• _Stated goal_:
Copy, in full, each line of the material that holds the word "единства".

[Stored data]
★ ★ ★ ★ ★ ★ ★

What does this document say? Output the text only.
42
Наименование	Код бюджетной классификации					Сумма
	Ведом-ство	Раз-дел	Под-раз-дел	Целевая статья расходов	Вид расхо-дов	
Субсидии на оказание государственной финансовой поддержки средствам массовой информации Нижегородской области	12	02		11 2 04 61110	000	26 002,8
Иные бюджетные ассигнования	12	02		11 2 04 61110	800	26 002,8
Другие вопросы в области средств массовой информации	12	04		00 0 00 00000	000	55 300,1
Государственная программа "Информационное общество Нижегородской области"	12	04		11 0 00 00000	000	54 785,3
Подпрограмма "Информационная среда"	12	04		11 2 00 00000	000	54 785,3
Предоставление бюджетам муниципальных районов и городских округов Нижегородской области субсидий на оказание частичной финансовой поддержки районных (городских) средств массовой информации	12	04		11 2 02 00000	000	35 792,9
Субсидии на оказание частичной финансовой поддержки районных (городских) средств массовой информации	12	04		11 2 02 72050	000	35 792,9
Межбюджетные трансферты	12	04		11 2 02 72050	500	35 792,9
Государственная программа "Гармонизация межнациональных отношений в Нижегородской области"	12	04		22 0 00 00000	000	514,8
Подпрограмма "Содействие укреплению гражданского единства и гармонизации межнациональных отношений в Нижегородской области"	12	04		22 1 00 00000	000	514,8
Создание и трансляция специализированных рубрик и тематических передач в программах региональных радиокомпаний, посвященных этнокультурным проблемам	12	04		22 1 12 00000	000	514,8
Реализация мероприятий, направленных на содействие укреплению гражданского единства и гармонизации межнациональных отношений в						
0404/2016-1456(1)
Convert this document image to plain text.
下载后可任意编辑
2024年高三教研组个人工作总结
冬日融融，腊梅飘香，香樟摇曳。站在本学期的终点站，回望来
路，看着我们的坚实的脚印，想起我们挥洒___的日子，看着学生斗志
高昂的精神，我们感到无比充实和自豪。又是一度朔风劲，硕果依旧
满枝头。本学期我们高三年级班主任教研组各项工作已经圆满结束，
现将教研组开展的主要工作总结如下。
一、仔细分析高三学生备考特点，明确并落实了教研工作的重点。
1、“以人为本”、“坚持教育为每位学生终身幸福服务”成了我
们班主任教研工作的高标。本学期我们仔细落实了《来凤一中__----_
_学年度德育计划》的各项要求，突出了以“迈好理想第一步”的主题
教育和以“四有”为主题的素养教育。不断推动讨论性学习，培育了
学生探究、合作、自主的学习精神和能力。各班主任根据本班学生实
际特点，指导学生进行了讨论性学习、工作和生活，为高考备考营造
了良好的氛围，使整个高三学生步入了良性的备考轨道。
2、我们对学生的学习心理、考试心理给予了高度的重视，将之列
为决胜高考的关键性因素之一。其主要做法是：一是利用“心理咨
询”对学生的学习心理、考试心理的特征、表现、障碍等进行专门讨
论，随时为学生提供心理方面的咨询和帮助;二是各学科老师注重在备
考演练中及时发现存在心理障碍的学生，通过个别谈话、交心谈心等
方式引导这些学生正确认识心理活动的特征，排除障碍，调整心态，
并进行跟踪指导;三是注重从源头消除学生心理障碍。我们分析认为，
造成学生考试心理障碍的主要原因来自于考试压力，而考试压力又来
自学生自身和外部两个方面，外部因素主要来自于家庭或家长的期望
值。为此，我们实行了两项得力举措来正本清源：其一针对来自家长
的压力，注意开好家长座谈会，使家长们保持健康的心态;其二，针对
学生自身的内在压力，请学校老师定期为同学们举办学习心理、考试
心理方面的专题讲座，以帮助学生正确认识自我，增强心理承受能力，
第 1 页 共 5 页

★ ★ ★ ★ ★ ★ ★

• _Answer for this exercise_:
Подпрограмма "Содействие укреплению гражданского единства и гармонизации межнациональных отношений в Нижегородской области"	12	04		22 1 00 00000	000	514,8
Реализация мероприятий, направленных на содействие укреплению гражданского единства и гармонизации межнациональных отношений в						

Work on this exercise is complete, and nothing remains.